**Information shown**
::::

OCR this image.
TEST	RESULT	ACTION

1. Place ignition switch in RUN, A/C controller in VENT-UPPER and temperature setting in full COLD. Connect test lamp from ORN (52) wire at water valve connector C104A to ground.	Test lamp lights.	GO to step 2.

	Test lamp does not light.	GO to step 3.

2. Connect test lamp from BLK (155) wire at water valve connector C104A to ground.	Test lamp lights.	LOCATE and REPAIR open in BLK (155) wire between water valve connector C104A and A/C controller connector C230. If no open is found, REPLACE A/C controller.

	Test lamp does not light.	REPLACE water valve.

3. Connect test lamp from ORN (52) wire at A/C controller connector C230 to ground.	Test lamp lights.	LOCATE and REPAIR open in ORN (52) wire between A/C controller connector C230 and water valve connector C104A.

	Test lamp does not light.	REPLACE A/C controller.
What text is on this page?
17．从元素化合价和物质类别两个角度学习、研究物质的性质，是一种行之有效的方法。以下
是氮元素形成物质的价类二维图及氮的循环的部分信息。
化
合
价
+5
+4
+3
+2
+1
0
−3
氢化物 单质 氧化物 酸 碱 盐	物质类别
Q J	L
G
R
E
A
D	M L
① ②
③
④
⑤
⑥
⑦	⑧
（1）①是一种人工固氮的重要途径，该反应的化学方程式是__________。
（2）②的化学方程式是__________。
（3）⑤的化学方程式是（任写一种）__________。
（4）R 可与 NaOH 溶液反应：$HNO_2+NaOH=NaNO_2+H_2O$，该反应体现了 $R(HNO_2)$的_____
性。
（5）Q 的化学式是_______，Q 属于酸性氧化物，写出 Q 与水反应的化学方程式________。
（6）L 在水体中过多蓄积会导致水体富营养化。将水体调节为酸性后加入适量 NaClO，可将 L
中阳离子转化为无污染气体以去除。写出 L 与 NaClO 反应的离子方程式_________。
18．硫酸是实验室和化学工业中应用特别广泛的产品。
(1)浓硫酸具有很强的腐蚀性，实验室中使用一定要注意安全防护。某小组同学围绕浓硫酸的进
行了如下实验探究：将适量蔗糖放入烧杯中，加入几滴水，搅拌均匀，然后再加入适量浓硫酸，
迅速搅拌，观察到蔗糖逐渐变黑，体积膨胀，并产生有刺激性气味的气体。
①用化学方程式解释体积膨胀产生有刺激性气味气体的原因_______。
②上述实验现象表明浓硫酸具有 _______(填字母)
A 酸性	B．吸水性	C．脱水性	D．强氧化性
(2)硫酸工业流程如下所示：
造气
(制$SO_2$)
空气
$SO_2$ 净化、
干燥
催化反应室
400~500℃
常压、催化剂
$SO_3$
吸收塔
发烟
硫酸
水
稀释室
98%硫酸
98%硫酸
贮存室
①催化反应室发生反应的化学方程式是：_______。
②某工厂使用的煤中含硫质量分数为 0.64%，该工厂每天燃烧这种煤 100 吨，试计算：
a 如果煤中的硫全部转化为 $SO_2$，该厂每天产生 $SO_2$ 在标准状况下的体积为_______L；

::::

**What you should do**
Identify each line of the material where the word "NaClO" shows up, and copy it.

**Output for this task**
（6）L 在水体中过多蓄积会导致水体富营养化。将水体调节为酸性后加入适量 NaClO，可将 L
中阳离子转化为无污染气体以去除。写出 L 与 NaClO 反应的离子方程式_________。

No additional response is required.